» EXERCISE PROMPT:
Write out, precisely and in full, each line of the material.

» SUPPLIED INFORMATION:
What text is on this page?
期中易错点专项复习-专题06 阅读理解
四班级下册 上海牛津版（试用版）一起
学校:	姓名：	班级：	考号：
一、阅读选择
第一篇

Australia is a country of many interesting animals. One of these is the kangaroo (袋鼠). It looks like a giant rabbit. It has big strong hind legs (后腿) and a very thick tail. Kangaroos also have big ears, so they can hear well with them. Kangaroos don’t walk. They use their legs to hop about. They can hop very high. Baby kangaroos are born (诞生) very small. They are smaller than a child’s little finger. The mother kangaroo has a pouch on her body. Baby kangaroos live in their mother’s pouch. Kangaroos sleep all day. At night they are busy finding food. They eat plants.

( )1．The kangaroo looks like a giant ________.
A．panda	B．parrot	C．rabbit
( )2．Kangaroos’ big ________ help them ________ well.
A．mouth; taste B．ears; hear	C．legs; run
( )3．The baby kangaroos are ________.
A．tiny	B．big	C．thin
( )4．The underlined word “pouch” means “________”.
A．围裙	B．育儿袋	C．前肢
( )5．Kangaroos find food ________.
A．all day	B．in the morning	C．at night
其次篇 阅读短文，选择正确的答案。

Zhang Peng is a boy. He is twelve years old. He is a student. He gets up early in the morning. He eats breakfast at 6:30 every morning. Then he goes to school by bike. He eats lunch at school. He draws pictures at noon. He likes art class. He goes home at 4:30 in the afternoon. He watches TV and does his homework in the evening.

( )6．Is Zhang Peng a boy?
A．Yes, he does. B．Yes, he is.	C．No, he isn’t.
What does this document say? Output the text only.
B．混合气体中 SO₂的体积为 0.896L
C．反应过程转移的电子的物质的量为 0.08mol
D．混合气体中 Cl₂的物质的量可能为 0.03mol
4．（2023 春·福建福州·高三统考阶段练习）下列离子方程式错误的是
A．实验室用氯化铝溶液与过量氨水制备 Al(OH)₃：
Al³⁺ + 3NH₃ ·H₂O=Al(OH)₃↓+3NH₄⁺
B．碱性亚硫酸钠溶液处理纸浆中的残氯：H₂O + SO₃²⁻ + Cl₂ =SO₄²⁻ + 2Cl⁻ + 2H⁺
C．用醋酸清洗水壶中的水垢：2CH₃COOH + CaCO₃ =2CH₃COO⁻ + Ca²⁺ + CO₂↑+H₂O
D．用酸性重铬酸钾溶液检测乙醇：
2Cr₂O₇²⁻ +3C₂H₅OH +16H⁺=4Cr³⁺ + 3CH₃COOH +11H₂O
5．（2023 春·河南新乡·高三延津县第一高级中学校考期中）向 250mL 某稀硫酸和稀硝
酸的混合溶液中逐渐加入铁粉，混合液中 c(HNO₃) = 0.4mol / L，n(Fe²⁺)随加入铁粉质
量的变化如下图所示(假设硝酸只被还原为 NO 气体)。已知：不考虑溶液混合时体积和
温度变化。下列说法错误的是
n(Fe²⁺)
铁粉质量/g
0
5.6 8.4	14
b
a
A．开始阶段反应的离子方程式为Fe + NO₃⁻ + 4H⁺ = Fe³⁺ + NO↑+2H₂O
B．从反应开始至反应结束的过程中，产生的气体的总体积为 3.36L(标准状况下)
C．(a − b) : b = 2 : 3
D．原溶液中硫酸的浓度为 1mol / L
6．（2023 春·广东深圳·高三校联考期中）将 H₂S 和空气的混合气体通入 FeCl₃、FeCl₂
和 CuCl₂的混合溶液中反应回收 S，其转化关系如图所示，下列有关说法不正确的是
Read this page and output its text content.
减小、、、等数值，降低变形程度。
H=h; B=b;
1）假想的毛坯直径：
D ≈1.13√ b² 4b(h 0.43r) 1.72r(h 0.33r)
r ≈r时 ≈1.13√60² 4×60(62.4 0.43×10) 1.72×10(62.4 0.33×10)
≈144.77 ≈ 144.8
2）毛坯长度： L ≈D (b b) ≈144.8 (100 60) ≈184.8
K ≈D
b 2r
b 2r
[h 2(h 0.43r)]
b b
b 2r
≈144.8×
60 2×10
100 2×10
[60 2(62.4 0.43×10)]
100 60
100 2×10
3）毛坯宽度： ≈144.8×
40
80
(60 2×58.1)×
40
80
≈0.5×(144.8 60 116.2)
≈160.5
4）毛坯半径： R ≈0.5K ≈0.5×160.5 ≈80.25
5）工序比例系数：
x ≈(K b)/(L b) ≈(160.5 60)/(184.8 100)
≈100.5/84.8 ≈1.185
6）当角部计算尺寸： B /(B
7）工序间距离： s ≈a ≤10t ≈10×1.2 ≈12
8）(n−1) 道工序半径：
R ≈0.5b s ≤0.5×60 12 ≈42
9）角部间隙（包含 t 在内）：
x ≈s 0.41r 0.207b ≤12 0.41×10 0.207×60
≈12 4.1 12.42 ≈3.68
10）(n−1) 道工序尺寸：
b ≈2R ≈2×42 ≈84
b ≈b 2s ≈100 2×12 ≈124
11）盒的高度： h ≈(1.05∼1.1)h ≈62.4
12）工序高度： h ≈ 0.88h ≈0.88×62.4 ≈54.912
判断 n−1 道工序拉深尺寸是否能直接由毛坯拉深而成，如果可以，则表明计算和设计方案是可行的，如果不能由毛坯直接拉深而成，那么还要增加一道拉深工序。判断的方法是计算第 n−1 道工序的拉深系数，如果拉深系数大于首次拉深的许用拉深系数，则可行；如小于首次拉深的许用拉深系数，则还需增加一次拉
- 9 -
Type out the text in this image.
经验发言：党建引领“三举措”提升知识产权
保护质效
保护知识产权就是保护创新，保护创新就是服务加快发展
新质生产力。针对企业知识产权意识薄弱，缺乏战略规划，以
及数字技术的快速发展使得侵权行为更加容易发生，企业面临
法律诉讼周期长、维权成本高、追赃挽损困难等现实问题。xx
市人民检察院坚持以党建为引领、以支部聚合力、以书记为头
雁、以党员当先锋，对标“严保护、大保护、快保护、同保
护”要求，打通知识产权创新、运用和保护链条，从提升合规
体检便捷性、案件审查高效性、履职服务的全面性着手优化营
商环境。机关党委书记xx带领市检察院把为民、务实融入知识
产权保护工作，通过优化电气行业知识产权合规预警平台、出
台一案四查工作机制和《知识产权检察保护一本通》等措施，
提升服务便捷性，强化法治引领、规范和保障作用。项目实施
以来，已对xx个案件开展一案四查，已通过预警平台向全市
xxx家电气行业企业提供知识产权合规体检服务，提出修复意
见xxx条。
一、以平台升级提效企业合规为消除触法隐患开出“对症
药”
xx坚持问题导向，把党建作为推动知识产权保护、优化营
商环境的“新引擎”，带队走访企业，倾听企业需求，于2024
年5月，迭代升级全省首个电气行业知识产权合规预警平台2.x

» SOLUTION:
What text is on this page?
期中易错点专项复习-专题06 阅读理解
四班级下册 上海牛津版（试用版）一起
学校:	姓名：	班级：	考号：
一、阅读选择
第一篇

Australia is a country of many interesting animals. One of these is the kangaroo (袋鼠). It looks like a giant rabbit. It has big strong hind legs (后腿) and a very thick tail. Kangaroos also have big ears, so they can hear well with them. Kangaroos don’t walk. They use their legs to hop about. They can hop very high. Baby kangaroos are born (诞生) very small. They are smaller than a child’s little finger. The mother kangaroo has a pouch on her body. Baby kangaroos live in their mother’s pouch. Kangaroos sleep all day. At night they are busy finding food. They eat plants.

( )1．The kangaroo looks like a giant ________.
A．panda	B．parrot	C．rabbit
( )2．Kangaroos’ big ________ help them ________ well.
A．mouth; taste B．ears; hear	C．legs; run
( )3．The baby kangaroos are ________.
A．tiny	B．big	C．thin
( )4．The underlined word “pouch” means “________”.
A．围裙	B．育儿袋	C．前肢
( )5．Kangaroos find food ________.
A．all day	B．in the morning	C．at night
其次篇 阅读短文，选择正确的答案。

Zhang Peng is a boy. He is twelve years old. He is a student. He gets up early in the morning. He eats breakfast at 6:30 every morning. Then he goes to school by bike. He eats lunch at school. He draws pictures at noon. He likes art class. He goes home at 4:30 in the afternoon. He watches TV and does his homework in the evening.

( )6．Is Zhang Peng a boy?
A．Yes, he does. B．Yes, he is.	C．No, he isn’t.
What does this document say? Output the text only.
B．混合气体中 SO₂的体积为 0.896L
C．反应过程转移的电子的物质的量为 0.08mol
D．混合气体中 Cl₂的物质的量可能为 0.03mol
4．（2023 春·福建福州·高三统考阶段练习）下列离子方程式错误的是
A．实验室用氯化铝溶液与过量氨水制备 Al(OH)₃：
Al³⁺ + 3NH₃ ·H₂O=Al(OH)₃↓+3NH₄⁺
B．碱性亚硫酸钠溶液处理纸浆中的残氯：H₂O + SO₃²⁻ + Cl₂ =SO₄²⁻ + 2Cl⁻ + 2H⁺
C．用醋酸清洗水壶中的水垢：2CH₃COOH + CaCO₃ =2CH₃COO⁻ + Ca²⁺ + CO₂↑+H₂O
D．用酸性重铬酸钾溶液检测乙醇：
2Cr₂O₇²⁻ +3C₂H₅OH +16H⁺=4Cr³⁺ + 3CH₃COOH +11H₂O
5．（2023 春·河南新乡·高三延津县第一高级中学校考期中）向 250mL 某稀硫酸和稀硝
酸的混合溶液中逐渐加入铁粉，混合液中 c(HNO₃) = 0.4mol / L，n(Fe²⁺)随加入铁粉质
量的变化如下图所示(假设硝酸只被还原为 NO 气体)。已知：不考虑溶液混合时体积和
温度变化。下列说法错误的是
n(Fe²⁺)
铁粉质量/g
0
5.6 8.4	14
b
a
A．开始阶段反应的离子方程式为Fe + NO₃⁻ + 4H⁺ = Fe³⁺ + NO↑+2H₂O
B．从反应开始至反应结束的过程中，产生的气体的总体积为 3.36L(标准状况下)
C．(a − b) : b = 2 : 3
D．原溶液中硫酸的浓度为 1mol / L
6．（2023 春·广东深圳·高三校联考期中）将 H₂S 和空气的混合气体通入 FeCl₃、FeCl₂
和 CuCl₂的混合溶液中反应回收 S，其转化关系如图所示，下列有关说法不正确的是
Read this page and output its text content.
减小、、、等数值，降低变形程度。
H=h; B=b;
1）假想的毛坯直径：
D ≈1.13√ b² 4b(h 0.43r) 1.72r(h 0.33r)
r ≈r时 ≈1.13√60² 4×60(62.4 0.43×10) 1.72×10(62.4 0.33×10)
≈144.77 ≈ 144.8
2）毛坯长度： L ≈D (b b) ≈144.8 (100 60) ≈184.8
K ≈D
b 2r
b 2r
[h 2(h 0.43r)]
b b
b 2r
≈144.8×
60 2×10
100 2×10
[60 2(62.4 0.43×10)]
100 60
100 2×10
3）毛坯宽度： ≈144.8×
40
80
(60 2×58.1)×
40
80
≈0.5×(144.8 60 116.2)
≈160.5
4）毛坯半径： R ≈0.5K ≈0.5×160.5 ≈80.25
5）工序比例系数：
x ≈(K b)/(L b) ≈(160.5 60)/(184.8 100)
≈100.5/84.8 ≈1.185
6）当角部计算尺寸： B /(B
7）工序间距离： s ≈a ≤10t ≈10×1.2 ≈12
8）(n−1) 道工序半径：
R ≈0.5b s ≤0.5×60 12 ≈42
9）角部间隙（包含 t 在内）：
x ≈s 0.41r 0.207b ≤12 0.41×10 0.207×60
≈12 4.1 12.42 ≈3.68
10）(n−1) 道工序尺寸：
b ≈2R ≈2×42 ≈84
b ≈b 2s ≈100 2×12 ≈124
11）盒的高度： h ≈(1.05∼1.1)h ≈62.4
12）工序高度： h ≈ 0.88h ≈0.88×62.4 ≈54.912
判断 n−1 道工序拉深尺寸是否能直接由毛坯拉深而成，如果可以，则表明计算和设计方案是可行的，如果不能由毛坯直接拉深而成，那么还要增加一道拉深工序。判断的方法是计算第 n−1 道工序的拉深系数，如果拉深系数大于首次拉深的许用拉深系数，则可行；如小于首次拉深的许用拉深系数，则还需增加一次拉
- 9 -
Type out the text in this image.
经验发言：党建引领“三举措”提升知识产权
保护质效
保护知识产权就是保护创新，保护创新就是服务加快发展
新质生产力。针对企业知识产权意识薄弱，缺乏战略规划，以
及数字技术的快速发展使得侵权行为更加容易发生，企业面临
法律诉讼周期长、维权成本高、追赃挽损困难等现实问题。xx
市人民检察院坚持以党建为引领、以支部聚合力、以书记为头
雁、以党员当先锋，对标“严保护、大保护、快保护、同保
护”要求，打通知识产权创新、运用和保护链条，从提升合规
体检便捷性、案件审查高效性、履职服务的全面性着手优化营
商环境。机关党委书记xx带领市检察院把为民、务实融入知识
产权保护工作，通过优化电气行业知识产权合规预警平台、出
台一案四查工作机制和《知识产权检察保护一本通》等措施，
提升服务便捷性，强化法治引领、规范和保障作用。项目实施
以来，已对xx个案件开展一案四查，已通过预警平台向全市
xxx家电气行业企业提供知识产权合规体检服务，提出修复意
见xxx条。
一、以平台升级提效企业合规为消除触法隐患开出“对症
药”
xx坚持问题导向，把党建作为推动知识产权保护、优化营
商环境的“新引擎”，带队走访企业，倾听企业需求，于2024
年5月，迭代升级全省首个电气行业知识产权合规预警平台2.x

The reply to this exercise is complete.